— begin INFORMATION PROVIDED —

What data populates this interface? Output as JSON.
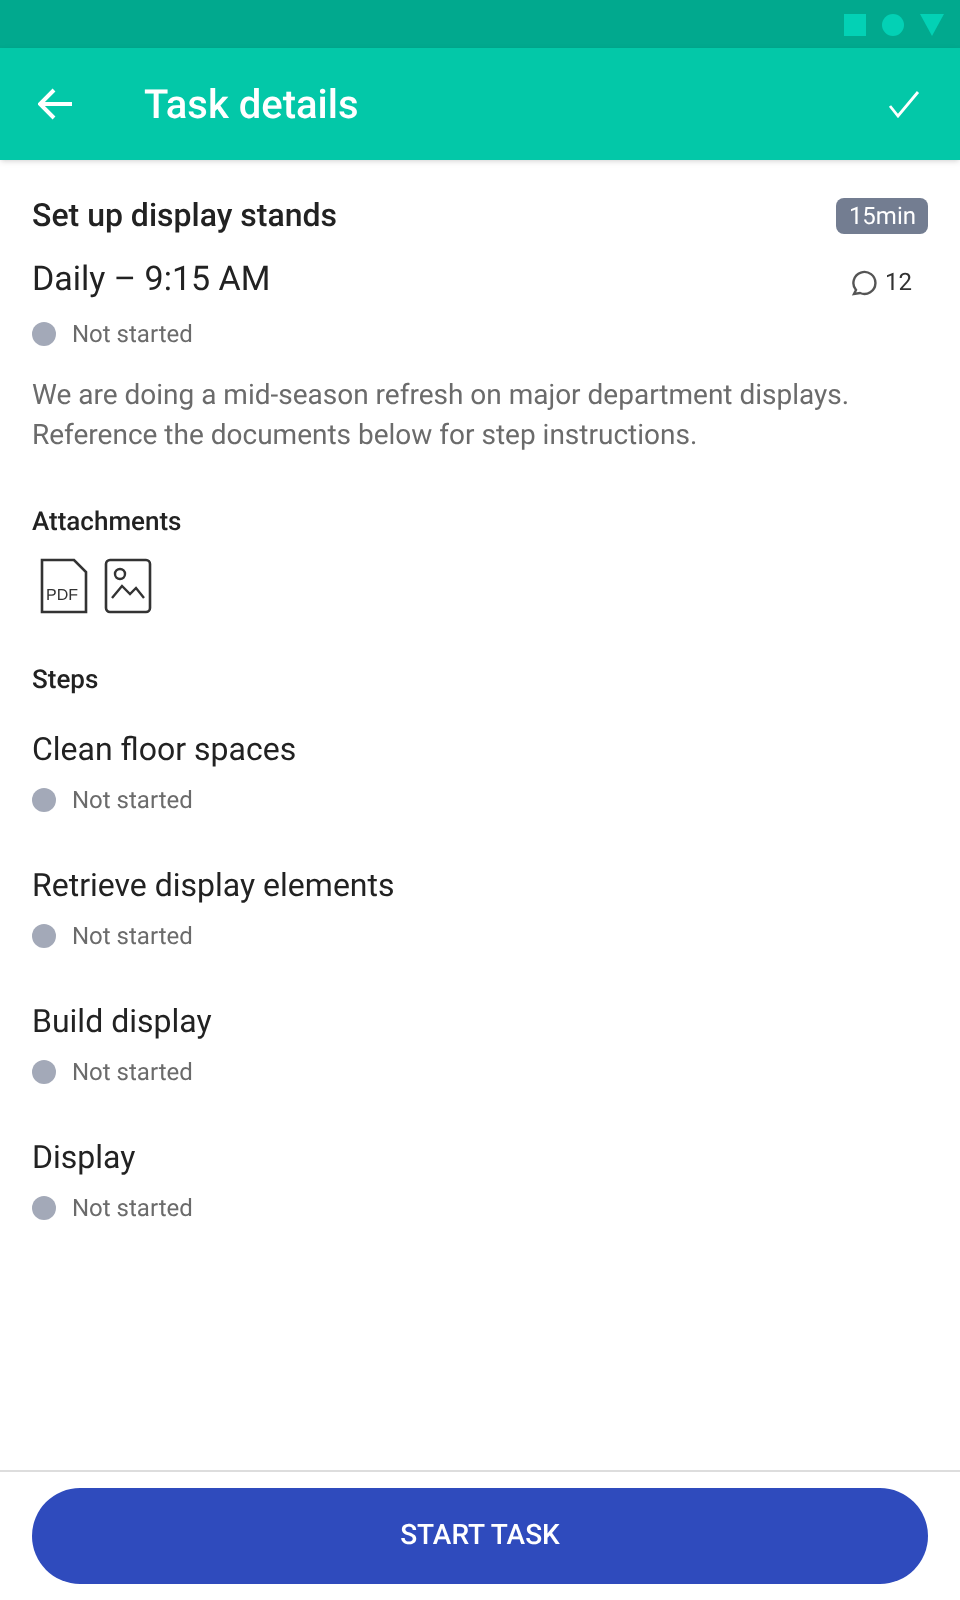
{
  "app_bar": {
    "title": "Task details"
  },
  "task": {
    "title": "Set up display stands",
    "duration": "15min",
    "schedule": "Daily – 9:15 AM",
    "comments": "12",
    "status": "Not started",
    "description": "We are doing a mid-season refresh on major department displays. Reference the documents below for step instructions."
  },
  "attachments": {
    "heading": "Attachments",
    "items": [
      {
        "kind": "pdf",
        "label": "PDF"
      },
      {
        "kind": "image"
      }
    ]
  },
  "steps": {
    "heading": "Steps",
    "items": [
      {
        "title": "Clean floor spaces",
        "status": "Not started"
      },
      {
        "title": "Retrieve display elements",
        "status": "Not started"
      },
      {
        "title": "Build display",
        "status": "Not started"
      },
      {
        "title": "Display",
        "status": "Not started"
      }
    ]
  },
  "action": {
    "label": "START TASK"
  }
}
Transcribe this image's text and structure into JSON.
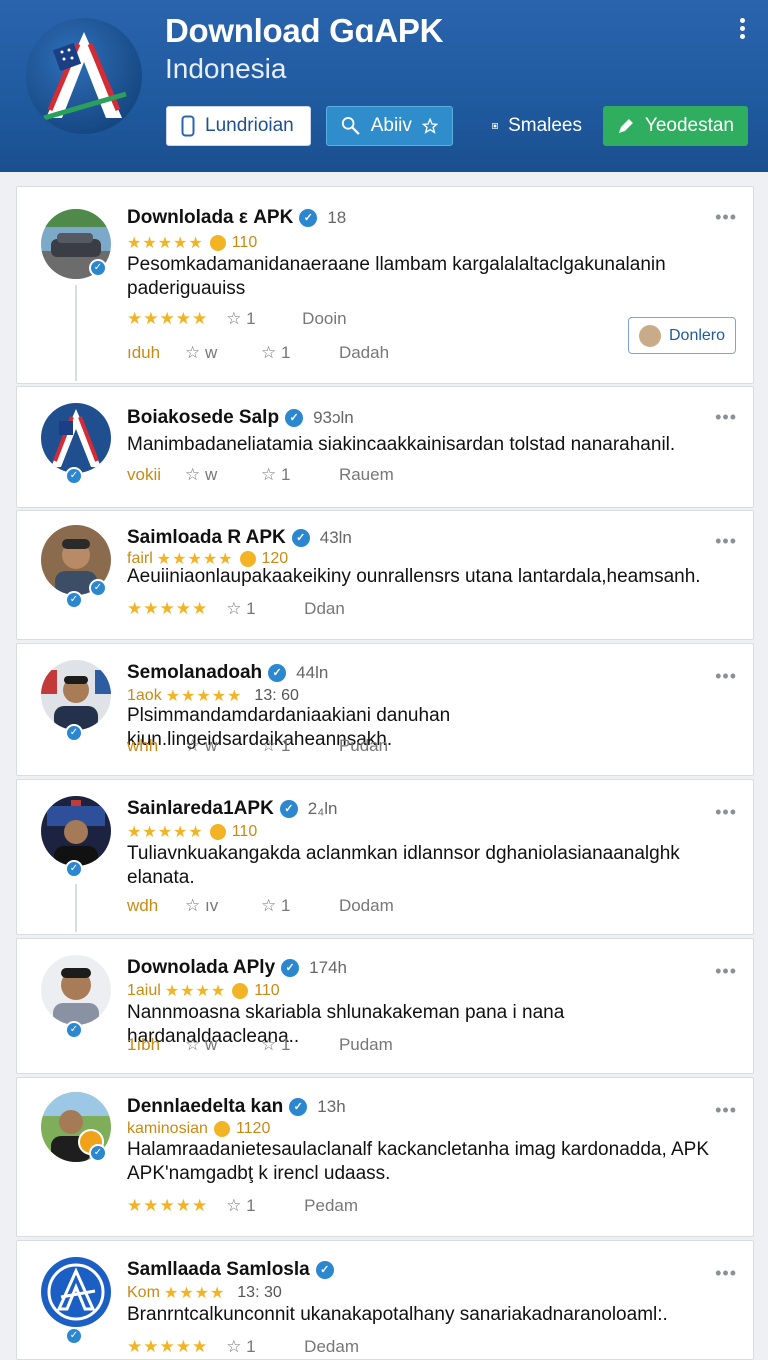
{
  "header": {
    "title_line1": "Download GɑAPK",
    "title_line2": "Indonesia",
    "buttons": [
      {
        "label": "Lundrioian",
        "icon": "phone-icon"
      },
      {
        "label": "Abiiv",
        "icon": "search-icon"
      },
      {
        "label": "Smalees",
        "icon": "square-icon"
      },
      {
        "label": "Yeodestan",
        "icon": "pencil-icon"
      }
    ],
    "colors": {
      "bar": "#2a64ad",
      "green_button": "#2fae5f",
      "blue_button": "#2f8dcc"
    }
  },
  "posts": [
    {
      "name": "Downlolada ε APK",
      "time": "18",
      "sub_stars": "★★★★★",
      "sub_text": "110",
      "body": "Pesomkadamanidanaeraane llambam kargalalaltaclgakunalanin paderiguauiss",
      "stars": "★★★★★",
      "a1": "1",
      "a2": "Dooin",
      "lead": "ıduh",
      "b1": "w",
      "b2": "1",
      "b3": "Dadah",
      "chip": "Donlero"
    },
    {
      "name": "Boiakosede Salp",
      "time": "93ɔln",
      "body": "Manimbadaneliatamia siakincaakkainisardan tolstad nanarahanil.",
      "lead": "vokii",
      "b1": "w",
      "b2": "1",
      "b3": "Rauem"
    },
    {
      "name": "Saimloada R APK",
      "time": "43ln",
      "sub_lead": "fairl",
      "sub_stars": "★★★★★",
      "sub_text": "120",
      "body": "Aeuiiniaonlaupakaakeikiny ounrallensrs utana lantardala,heamsanh.",
      "stars": "★★★★★",
      "b2": "1",
      "b3": "Ddan"
    },
    {
      "name": "Semolanadoah",
      "time": "44ln",
      "sub_lead": "1aok",
      "sub_stars": "★★★★★",
      "sub_text": "13: 60",
      "body": "Plsimmandamdardaniaakiani danuhan kiun.lingeidsardaikaheannsakh.",
      "lead": "whh",
      "b1": "w",
      "b2": "1",
      "b3": "Pudan"
    },
    {
      "name": "Sainlareda1APK",
      "time": "2₄ln",
      "sub_stars": "★★★★★",
      "sub_text": "110",
      "body": "Tuliavnkuakangakda aclanmkan idlannsor dghaniolasianaanalghk elanata.",
      "lead": "wdh",
      "b1": "ıv",
      "b2": "1",
      "b3": "Dodam"
    },
    {
      "name": "Downolada APly",
      "time": "174h",
      "sub_lead": "1aiul",
      "sub_stars": "★★★★",
      "sub_text": "110",
      "body": "Nannmoasna skariabla shlunakakeman pana i nana hardanaldaacleana..",
      "lead": "1ıbh",
      "b1": "w",
      "b2": "1",
      "b3": "Pudam"
    },
    {
      "name": "Dennlaedelta kan",
      "time": "13h",
      "sub_lead": "kaminosian",
      "sub_text": "1120",
      "body": "Halamraadanietesaulaclanalf kackancletanha imag kardonadda, APK APK'namgadbţ k irencl udaass.",
      "stars": "★★★★★",
      "b2": "1",
      "b3": "Pedam"
    },
    {
      "name": "Samllaada Samlosla",
      "time": "",
      "sub_lead": "Kom",
      "sub_stars": "★★★★",
      "sub_text": "13: 30",
      "body": "Branrntcalkunconnit ukanakapotalhany sanariakadnaranoloaml:.",
      "stars": "★★★★★",
      "b2": "1",
      "b3": "Dedam"
    }
  ],
  "icons": {
    "more": "more-horizontal-icon",
    "verified": "verified-check-icon",
    "star": "star-outline-icon",
    "menu": "kebab-menu-icon"
  }
}
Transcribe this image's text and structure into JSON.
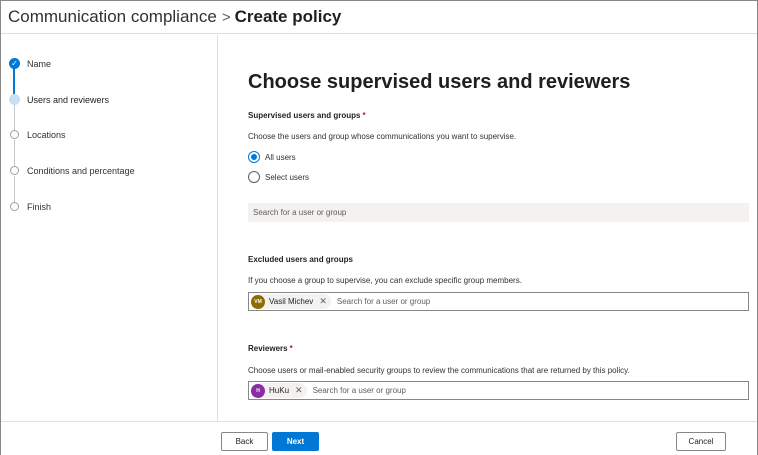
{
  "breadcrumb": {
    "parent": "Communication compliance",
    "separator": ">",
    "current": "Create policy"
  },
  "steps": [
    {
      "label": "Name",
      "state": "complete"
    },
    {
      "label": "Users and reviewers",
      "state": "current"
    },
    {
      "label": "Locations",
      "state": "upcoming"
    },
    {
      "label": "Conditions and percentage",
      "state": "upcoming"
    },
    {
      "label": "Finish",
      "state": "upcoming"
    }
  ],
  "main": {
    "title": "Choose supervised users and reviewers",
    "supervised": {
      "label": "Supervised users and groups",
      "required_mark": "*",
      "description": "Choose the users and group whose communications you want to supervise.",
      "options": [
        {
          "label": "All users",
          "selected": true
        },
        {
          "label": "Select users",
          "selected": false
        }
      ],
      "search_placeholder": "Search for a user or group"
    },
    "excluded": {
      "label": "Excluded users and groups",
      "description": "If you choose a group to supervise, you can exclude specific group members.",
      "persona": {
        "initials": "VM",
        "name": "Vasil Michev",
        "color": "#8f6b00"
      },
      "search_placeholder": "Search for a user or group"
    },
    "reviewers": {
      "label": "Reviewers",
      "required_mark": "*",
      "description": "Choose users or mail-enabled security groups to review the communications that are returned by this policy.",
      "persona": {
        "initials": "H",
        "name": "HuKu",
        "color": "#8a2da5"
      },
      "search_placeholder": "Search for a user or group"
    }
  },
  "footer": {
    "back_label": "Back",
    "next_label": "Next",
    "cancel_label": "Cancel"
  },
  "colors": {
    "accent": "#0078d4",
    "required": "#a4262c"
  }
}
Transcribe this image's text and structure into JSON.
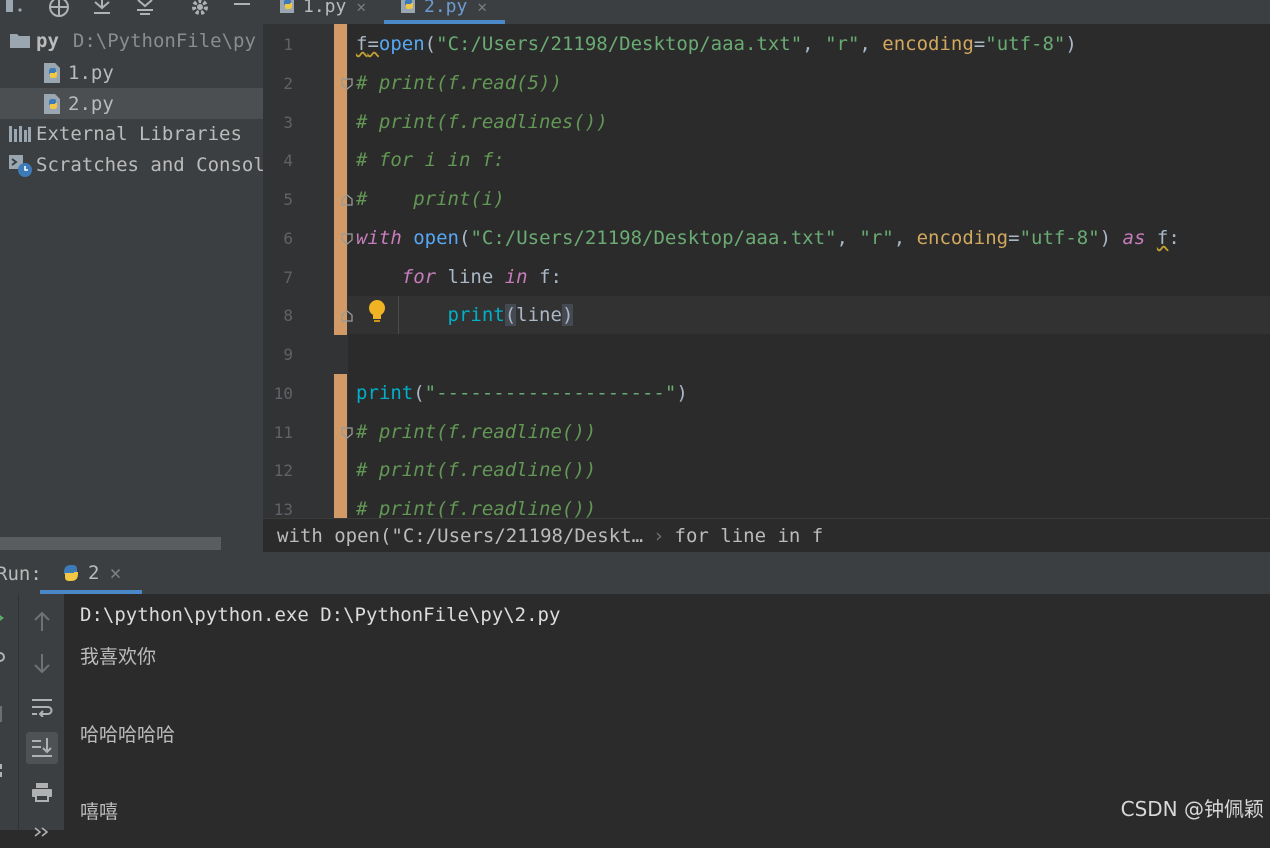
{
  "project": {
    "toolbar_icons": [
      "collapse-dropdown-icon",
      "locate-icon",
      "expand-all-icon",
      "collapse-all-icon",
      "gear-icon",
      "minimize-icon"
    ],
    "root_name": "py",
    "root_path": "D:\\PythonFile\\py",
    "files": [
      {
        "label": "1.py",
        "icon": "python-file-icon",
        "selected": false
      },
      {
        "label": "2.py",
        "icon": "python-file-icon",
        "selected": true
      }
    ],
    "external_libraries": "External Libraries",
    "scratches": "Scratches and Consoles"
  },
  "tabs": [
    {
      "label": "1.py",
      "active": false
    },
    {
      "label": "2.py",
      "active": true
    }
  ],
  "editor": {
    "line_numbers": [
      "1",
      "2",
      "3",
      "4",
      "5",
      "6",
      "7",
      "8",
      "9",
      "10",
      "11",
      "12",
      "13"
    ],
    "lines": {
      "l1": {
        "a": "f",
        "b": "=",
        "c": "open",
        "d": "(",
        "e": "\"C:/Users/21198/Desktop/aaa.txt\"",
        "f": ", ",
        "g": "\"r\"",
        "h": ", ",
        "i": "encoding",
        "j": "=",
        "k": "\"utf-8\"",
        "l": ")"
      },
      "l2": "# print(f.read(5))",
      "l3": "# print(f.readlines())",
      "l4": "# for i in f:",
      "l5": "#    print(i)",
      "l6": {
        "a": "with",
        "b": " ",
        "c": "open",
        "d": "(",
        "e": "\"C:/Users/21198/Desktop/aaa.txt\"",
        "f": ", ",
        "g": "\"r\"",
        "h": ", ",
        "i": "encoding",
        "j": "=",
        "k": "\"utf-8\"",
        "l": ") ",
        "m": "as",
        "n": " ",
        "o": "f",
        "p": ":"
      },
      "l7": {
        "indent": "    ",
        "a": "for",
        "b": " line ",
        "c": "in",
        "d": " f:"
      },
      "l8": {
        "indent": "        ",
        "a": "print",
        "b": "(",
        "c": "line",
        "d": ")"
      },
      "l10": {
        "a": "print",
        "b": "(",
        "c": "\"--------------------\"",
        "d": ")"
      },
      "l11": "# print(f.readline())",
      "l12": "# print(f.readline())",
      "l13": "# print(f.readline())"
    }
  },
  "breadcrumb": [
    "with open(\"C:/Users/21198/Deskt…",
    "for line in f"
  ],
  "breadcrumb_sep": "›",
  "run": {
    "label": "Run:",
    "tab_label": "2",
    "close": "×",
    "output": [
      "D:\\python\\python.exe D:\\PythonFile\\py\\2.py",
      "我喜欢你",
      "哈哈哈哈哈",
      "嘻嘻"
    ]
  },
  "watermark": "CSDN @钟佩颖",
  "colors": {
    "accent": "#4a88c7",
    "change_marker": "#d19a66",
    "background": "#2b2b2b",
    "panel": "#3c3f41"
  }
}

— end INFORMATION PROVIDED —

Show the lines that mention the word "groups".

**WRITTEN SOLUTION**
      "label": "Supervised users and groups",
      "label": "Excluded users and groups",
      "description": "Choose users or mail-enabled security groups to review the communications that are returned by this policy.",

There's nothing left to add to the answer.